### PROBLEM REQUIREMENTS
Set down the full listing exactly, character for character.

===== MATERIALS PROVIDED

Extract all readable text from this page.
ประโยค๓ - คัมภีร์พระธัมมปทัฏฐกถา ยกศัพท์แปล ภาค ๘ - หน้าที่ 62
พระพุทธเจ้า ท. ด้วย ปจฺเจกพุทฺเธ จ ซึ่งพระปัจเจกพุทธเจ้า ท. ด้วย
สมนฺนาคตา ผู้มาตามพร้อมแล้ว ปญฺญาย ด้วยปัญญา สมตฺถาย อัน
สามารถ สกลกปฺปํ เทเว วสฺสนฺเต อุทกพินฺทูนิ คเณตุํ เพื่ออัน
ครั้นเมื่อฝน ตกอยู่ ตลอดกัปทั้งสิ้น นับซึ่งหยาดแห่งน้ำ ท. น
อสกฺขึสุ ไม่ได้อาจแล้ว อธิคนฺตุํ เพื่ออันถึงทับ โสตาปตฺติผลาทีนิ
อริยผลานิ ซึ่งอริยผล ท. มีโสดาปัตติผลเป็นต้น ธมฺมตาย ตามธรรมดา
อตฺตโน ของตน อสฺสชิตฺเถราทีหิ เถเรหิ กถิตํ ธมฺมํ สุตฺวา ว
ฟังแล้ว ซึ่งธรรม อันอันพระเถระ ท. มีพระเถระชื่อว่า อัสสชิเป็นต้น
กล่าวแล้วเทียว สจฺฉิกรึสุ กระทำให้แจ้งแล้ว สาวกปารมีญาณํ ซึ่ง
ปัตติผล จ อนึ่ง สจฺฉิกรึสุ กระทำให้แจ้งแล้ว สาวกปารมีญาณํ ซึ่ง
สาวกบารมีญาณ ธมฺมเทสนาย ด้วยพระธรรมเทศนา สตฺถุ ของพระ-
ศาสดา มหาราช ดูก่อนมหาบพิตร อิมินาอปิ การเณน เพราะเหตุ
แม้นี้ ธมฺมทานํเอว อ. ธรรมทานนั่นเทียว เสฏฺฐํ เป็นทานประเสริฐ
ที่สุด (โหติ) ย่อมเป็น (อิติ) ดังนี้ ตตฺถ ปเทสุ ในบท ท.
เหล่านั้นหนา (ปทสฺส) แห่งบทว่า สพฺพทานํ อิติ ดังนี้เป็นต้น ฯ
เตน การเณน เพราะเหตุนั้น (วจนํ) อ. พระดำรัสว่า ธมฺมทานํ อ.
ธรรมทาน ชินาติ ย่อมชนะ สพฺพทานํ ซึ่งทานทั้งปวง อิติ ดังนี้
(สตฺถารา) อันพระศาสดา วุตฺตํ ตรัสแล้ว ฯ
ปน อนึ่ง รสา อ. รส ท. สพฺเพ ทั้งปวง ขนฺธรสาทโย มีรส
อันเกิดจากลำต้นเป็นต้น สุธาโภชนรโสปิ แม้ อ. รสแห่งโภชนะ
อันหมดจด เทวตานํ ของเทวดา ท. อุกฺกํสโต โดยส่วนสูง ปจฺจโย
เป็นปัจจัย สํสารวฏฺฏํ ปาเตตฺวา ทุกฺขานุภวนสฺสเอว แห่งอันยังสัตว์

==========

### FINAL RESULT
Extract all readable text from this page.
ประโยค๓ - คัมภีร์พระธัมมปทัฏฐกถา ยกศัพท์แปล ภาค ๘ - หน้าที่ 62
พระพุทธเจ้า ท. ด้วย ปจฺเจกพุทฺเธ จ ซึ่งพระปัจเจกพุทธเจ้า ท. ด้วย
สมนฺนาคตา ผู้มาตามพร้อมแล้ว ปญฺญาย ด้วยปัญญา สมตฺถาย อัน
สามารถ สกลกปฺปํ เทเว วสฺสนฺเต อุทกพินฺทูนิ คเณตุํ เพื่ออัน
ครั้นเมื่อฝน ตกอยู่ ตลอดกัปทั้งสิ้น นับซึ่งหยาดแห่งน้ำ ท. น
อสกฺขึสุ ไม่ได้อาจแล้ว อธิคนฺตุํ เพื่ออันถึงทับ โสตาปตฺติผลาทีนิ
อริยผลานิ ซึ่งอริยผล ท. มีโสดาปัตติผลเป็นต้น ธมฺมตาย ตามธรรมดา
อตฺตโน ของตน อสฺสชิตฺเถราทีหิ เถเรหิ กถิตํ ธมฺมํ สุตฺวา ว
ฟังแล้ว ซึ่งธรรม อันอันพระเถระ ท. มีพระเถระชื่อว่า อัสสชิเป็นต้น
กล่าวแล้วเทียว สจฺฉิกรึสุ กระทำให้แจ้งแล้ว สาวกปารมีญาณํ ซึ่ง
ปัตติผล จ อนึ่ง สจฺฉิกรึสุ กระทำให้แจ้งแล้ว สาวกปารมีญาณํ ซึ่ง
สาวกบารมีญาณ ธมฺมเทสนาย ด้วยพระธรรมเทศนา สตฺถุ ของพระ-
ศาสดา มหาราช ดูก่อนมหาบพิตร อิมินาอปิ การเณน เพราะเหตุ
แม้นี้ ธมฺมทานํเอว อ. ธรรมทานนั่นเทียว เสฏฺฐํ เป็นทานประเสริฐ
ที่สุด (โหติ) ย่อมเป็น (อิติ) ดังนี้ ตตฺถ ปเทสุ ในบท ท.
เหล่านั้นหนา (ปทสฺส) แห่งบทว่า สพฺพทานํ อิติ ดังนี้เป็นต้น ฯ
เตน การเณน เพราะเหตุนั้น (วจนํ) อ. พระดำรัสว่า ธมฺมทานํ อ.
ธรรมทาน ชินาติ ย่อมชนะ สพฺพทานํ ซึ่งทานทั้งปวง อิติ ดังนี้
(สตฺถารา) อันพระศาสดา วุตฺตํ ตรัสแล้ว ฯ
ปน อนึ่ง รสา อ. รส ท. สพฺเพ ทั้งปวง ขนฺธรสาทโย มีรส
อันเกิดจากลำต้นเป็นต้น สุธาโภชนรโสปิ แม้ อ. รสแห่งโภชนะ
อันหมดจด เทวตานํ ของเทวดา ท. อุกฺกํสโต โดยส่วนสูง ปจฺจโย
เป็นปัจจัย สํสารวฏฺฏํ ปาเตตฺวา ทุกฺขานุภวนสฺสเอว แห่งอันยังสัตว์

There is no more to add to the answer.